WHAT YOU WILL DO: Give back only the lines from the one with "Enumerate this screenshot's" through the last line of the data, exactly as they appear.
Begin
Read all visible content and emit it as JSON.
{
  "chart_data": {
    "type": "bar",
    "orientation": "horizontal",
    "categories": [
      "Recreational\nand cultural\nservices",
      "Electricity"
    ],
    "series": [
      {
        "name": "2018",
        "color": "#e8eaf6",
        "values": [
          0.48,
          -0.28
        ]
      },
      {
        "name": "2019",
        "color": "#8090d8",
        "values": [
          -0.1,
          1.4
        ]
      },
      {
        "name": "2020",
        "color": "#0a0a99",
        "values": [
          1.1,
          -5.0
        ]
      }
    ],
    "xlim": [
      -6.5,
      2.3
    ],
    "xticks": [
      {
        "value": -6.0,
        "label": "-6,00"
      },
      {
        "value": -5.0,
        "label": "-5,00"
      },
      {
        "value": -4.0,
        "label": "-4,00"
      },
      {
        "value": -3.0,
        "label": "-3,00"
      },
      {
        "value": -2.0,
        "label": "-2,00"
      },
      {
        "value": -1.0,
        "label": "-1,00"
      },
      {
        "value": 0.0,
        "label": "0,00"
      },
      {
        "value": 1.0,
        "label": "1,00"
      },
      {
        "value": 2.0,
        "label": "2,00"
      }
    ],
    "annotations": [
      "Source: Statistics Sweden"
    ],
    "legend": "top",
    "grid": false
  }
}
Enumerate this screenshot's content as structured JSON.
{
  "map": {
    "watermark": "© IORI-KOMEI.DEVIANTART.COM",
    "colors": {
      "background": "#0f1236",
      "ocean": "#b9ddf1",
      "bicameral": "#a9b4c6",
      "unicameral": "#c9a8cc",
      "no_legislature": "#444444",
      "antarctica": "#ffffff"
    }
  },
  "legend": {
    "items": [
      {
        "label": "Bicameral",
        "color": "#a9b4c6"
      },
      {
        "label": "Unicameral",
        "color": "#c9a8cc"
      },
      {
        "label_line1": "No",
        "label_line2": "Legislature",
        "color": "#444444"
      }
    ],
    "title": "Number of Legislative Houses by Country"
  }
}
End
SOLVED PROBLEM:
Enumerate this screenshot's content as structured JSON.
{
  "map": {
    "watermark": "© IORI-KOMEI.DEVIANTART.COM",
    "colors": {
      "background": "#0f1236",
      "ocean": "#b9ddf1",
      "bicameral": "#a9b4c6",
      "unicameral": "#c9a8cc",
      "no_legislature": "#444444",
      "antarctica": "#ffffff"
    }
  },
  "legend": {
    "items": [
      {
        "label": "Bicameral",
        "color": "#a9b4c6"
      },
      {
        "label": "Unicameral",
        "color": "#c9a8cc"
      },
      {
        "label_line1": "No",
        "label_line2": "Legislature",
        "color": "#444444"
      }
    ],
    "title": "Number of Legislative Houses by Country"
  }
}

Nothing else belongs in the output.